(Items listed in a dataset)

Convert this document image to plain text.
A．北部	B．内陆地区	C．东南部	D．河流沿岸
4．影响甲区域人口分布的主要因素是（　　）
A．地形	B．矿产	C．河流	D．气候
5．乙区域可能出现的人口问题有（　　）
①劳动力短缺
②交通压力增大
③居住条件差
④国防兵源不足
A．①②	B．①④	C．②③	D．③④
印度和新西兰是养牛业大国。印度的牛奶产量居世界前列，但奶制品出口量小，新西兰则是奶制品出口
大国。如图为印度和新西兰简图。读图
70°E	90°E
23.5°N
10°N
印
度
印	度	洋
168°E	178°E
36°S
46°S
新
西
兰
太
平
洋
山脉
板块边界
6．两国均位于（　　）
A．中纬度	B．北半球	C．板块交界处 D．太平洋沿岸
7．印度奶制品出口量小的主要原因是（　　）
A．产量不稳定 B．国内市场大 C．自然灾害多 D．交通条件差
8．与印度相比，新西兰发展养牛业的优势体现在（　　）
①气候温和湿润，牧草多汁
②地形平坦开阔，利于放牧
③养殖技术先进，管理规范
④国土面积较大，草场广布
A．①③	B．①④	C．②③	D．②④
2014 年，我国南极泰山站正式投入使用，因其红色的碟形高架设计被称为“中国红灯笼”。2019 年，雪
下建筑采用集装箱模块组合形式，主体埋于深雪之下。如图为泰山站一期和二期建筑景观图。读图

**What you need to do**:
Copy out the material above in its entirety. Every detail must match.

**Response below**:
Convert this document image to plain text.
A．北部	B．内陆地区	C．东南部	D．河流沿岸
4．影响甲区域人口分布的主要因素是（　　）
A．地形	B．矿产	C．河流	D．气候
5．乙区域可能出现的人口问题有（　　）
①劳动力短缺
②交通压力增大
③居住条件差
④国防兵源不足
A．①②	B．①④	C．②③	D．③④
印度和新西兰是养牛业大国。印度的牛奶产量居世界前列，但奶制品出口量小，新西兰则是奶制品出口
大国。如图为印度和新西兰简图。读图
70°E	90°E
23.5°N
10°N
印
度
印	度	洋
168°E	178°E
36°S
46°S
新
西
兰
太
平
洋
山脉
板块边界
6．两国均位于（　　）
A．中纬度	B．北半球	C．板块交界处 D．太平洋沿岸
7．印度奶制品出口量小的主要原因是（　　）
A．产量不稳定 B．国内市场大 C．自然灾害多 D．交通条件差
8．与印度相比，新西兰发展养牛业的优势体现在（　　）
①气候温和湿润，牧草多汁
②地形平坦开阔，利于放牧
③养殖技术先进，管理规范
④国土面积较大，草场广布
A．①③	B．①④	C．②③	D．②④
2014 年，我国南极泰山站正式投入使用，因其红色的碟形高架设计被称为“中国红灯笼”。2019 年，雪
下建筑采用集装箱模块组合形式，主体埋于深雪之下。如图为泰山站一期和二期建筑景观图。读图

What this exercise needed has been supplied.